» THE TASK
Whenever a line contains the string "чреве", copy it out of the entries.

» DATA FOR THIS EXERCISE

■ ■ ■ ■ ■

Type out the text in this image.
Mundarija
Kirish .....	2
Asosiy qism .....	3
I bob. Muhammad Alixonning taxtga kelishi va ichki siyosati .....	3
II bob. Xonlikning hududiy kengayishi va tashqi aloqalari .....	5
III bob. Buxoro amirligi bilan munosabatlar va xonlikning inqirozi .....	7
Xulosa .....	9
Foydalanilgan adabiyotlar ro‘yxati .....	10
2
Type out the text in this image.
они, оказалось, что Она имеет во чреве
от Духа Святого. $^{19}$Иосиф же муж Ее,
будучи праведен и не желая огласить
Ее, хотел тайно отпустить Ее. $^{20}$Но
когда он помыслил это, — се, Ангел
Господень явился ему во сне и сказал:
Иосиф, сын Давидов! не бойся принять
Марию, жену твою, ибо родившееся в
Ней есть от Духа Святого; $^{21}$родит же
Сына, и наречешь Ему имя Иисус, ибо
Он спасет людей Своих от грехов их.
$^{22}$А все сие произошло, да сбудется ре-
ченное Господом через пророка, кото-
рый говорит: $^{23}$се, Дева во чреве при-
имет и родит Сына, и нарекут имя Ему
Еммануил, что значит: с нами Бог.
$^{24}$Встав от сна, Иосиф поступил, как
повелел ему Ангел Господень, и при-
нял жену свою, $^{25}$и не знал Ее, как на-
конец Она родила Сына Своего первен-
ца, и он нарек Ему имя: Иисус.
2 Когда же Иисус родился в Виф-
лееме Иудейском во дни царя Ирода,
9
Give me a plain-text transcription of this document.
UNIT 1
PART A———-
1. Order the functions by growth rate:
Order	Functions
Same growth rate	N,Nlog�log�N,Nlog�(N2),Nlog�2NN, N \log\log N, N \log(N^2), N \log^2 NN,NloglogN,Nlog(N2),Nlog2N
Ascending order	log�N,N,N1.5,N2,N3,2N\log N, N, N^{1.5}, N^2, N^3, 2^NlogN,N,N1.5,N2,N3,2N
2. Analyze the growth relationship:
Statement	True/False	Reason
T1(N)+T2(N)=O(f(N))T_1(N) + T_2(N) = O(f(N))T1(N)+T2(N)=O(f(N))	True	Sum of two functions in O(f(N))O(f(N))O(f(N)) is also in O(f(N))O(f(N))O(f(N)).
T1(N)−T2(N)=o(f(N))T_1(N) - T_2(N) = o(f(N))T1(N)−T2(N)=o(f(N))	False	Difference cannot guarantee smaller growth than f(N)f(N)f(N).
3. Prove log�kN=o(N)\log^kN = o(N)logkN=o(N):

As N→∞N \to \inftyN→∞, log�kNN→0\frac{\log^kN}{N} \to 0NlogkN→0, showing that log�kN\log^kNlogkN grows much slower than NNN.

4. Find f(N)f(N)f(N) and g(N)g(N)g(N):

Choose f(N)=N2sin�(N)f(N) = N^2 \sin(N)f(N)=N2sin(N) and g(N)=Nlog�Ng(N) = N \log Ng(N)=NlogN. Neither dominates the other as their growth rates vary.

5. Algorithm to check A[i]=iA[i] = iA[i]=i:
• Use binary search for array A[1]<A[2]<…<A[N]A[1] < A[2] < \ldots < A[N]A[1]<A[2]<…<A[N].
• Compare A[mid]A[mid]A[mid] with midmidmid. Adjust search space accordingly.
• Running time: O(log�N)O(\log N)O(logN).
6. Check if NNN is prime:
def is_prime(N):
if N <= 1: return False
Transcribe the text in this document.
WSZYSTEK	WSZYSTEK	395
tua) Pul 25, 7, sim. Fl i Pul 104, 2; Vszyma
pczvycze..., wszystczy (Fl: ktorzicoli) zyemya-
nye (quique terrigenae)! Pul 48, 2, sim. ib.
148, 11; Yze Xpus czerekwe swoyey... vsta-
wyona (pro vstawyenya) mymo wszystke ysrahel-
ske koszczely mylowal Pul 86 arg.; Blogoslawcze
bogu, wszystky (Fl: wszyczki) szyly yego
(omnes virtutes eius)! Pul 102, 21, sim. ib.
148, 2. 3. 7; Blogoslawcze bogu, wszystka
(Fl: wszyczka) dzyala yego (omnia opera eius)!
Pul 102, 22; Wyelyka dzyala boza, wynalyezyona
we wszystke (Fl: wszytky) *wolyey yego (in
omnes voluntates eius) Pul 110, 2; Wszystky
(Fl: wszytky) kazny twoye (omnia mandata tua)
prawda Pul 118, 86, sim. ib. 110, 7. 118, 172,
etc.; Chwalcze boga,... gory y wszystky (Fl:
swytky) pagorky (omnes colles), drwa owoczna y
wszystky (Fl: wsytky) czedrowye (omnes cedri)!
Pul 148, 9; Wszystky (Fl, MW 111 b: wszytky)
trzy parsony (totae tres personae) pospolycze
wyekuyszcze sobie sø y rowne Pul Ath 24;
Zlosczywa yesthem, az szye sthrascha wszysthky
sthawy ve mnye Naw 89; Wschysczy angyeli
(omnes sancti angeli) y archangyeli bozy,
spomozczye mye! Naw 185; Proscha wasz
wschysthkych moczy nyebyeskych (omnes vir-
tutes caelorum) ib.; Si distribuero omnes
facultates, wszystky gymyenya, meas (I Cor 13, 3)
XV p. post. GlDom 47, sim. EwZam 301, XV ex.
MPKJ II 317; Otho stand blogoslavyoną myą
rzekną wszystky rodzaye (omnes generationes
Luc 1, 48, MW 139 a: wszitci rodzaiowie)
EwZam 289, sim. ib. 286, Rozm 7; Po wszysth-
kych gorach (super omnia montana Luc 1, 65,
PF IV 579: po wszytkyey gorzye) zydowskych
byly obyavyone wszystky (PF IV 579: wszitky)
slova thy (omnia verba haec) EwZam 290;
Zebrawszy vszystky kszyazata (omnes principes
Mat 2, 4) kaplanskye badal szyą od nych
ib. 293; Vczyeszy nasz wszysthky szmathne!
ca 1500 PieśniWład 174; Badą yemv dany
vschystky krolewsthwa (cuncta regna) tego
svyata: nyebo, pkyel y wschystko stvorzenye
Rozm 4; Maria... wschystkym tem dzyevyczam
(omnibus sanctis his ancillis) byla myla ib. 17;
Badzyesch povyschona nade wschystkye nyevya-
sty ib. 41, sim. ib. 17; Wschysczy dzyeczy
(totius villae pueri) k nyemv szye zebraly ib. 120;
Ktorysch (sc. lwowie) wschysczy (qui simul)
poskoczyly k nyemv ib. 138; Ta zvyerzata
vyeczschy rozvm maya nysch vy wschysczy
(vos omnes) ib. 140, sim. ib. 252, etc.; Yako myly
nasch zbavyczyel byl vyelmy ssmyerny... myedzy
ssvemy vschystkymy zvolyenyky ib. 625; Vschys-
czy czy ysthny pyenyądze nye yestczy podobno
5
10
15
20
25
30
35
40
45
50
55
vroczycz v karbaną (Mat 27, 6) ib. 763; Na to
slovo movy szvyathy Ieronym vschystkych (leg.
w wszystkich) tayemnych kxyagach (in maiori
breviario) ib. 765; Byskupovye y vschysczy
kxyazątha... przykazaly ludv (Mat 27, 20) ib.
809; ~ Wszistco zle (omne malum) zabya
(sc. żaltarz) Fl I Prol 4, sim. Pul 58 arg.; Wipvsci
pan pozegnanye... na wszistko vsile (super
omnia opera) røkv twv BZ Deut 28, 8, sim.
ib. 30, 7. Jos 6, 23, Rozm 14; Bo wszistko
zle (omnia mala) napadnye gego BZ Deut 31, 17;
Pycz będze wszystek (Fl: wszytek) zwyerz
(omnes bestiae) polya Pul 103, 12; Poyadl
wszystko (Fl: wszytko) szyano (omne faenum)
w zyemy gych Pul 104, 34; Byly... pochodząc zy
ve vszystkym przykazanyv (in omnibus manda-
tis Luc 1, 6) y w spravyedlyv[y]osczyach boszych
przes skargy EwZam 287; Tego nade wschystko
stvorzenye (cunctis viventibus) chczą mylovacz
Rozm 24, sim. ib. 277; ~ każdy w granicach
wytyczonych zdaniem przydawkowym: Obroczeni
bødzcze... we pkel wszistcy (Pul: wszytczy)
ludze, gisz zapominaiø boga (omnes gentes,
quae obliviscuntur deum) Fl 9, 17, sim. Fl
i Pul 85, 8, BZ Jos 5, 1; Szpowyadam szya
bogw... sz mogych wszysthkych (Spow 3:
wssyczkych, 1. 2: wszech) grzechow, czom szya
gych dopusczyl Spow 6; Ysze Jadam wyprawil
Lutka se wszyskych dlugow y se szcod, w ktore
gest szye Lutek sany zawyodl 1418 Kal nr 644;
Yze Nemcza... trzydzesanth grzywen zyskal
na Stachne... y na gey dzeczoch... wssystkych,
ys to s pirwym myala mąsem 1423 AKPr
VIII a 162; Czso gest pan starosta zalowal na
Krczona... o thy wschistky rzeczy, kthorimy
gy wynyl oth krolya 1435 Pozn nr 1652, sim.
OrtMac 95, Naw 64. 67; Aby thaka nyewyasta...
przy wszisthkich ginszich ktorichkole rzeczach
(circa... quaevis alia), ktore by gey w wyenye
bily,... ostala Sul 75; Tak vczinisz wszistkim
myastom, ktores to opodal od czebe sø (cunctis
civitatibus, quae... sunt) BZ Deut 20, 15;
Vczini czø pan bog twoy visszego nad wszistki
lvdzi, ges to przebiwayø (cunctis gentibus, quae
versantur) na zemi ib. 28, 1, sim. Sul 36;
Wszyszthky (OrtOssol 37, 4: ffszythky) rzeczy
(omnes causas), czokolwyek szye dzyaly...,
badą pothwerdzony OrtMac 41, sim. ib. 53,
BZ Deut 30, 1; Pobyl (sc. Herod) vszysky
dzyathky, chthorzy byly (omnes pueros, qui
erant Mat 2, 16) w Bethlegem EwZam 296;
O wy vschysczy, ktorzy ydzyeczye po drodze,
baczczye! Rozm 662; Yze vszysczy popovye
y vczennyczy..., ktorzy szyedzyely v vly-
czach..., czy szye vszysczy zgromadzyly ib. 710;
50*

■ ■ ■ ■ ■

» IN RESPONSE
они, оказалось, что Она имеет во чреве
рый говорит: $^{23}$се, Дева во чреве при-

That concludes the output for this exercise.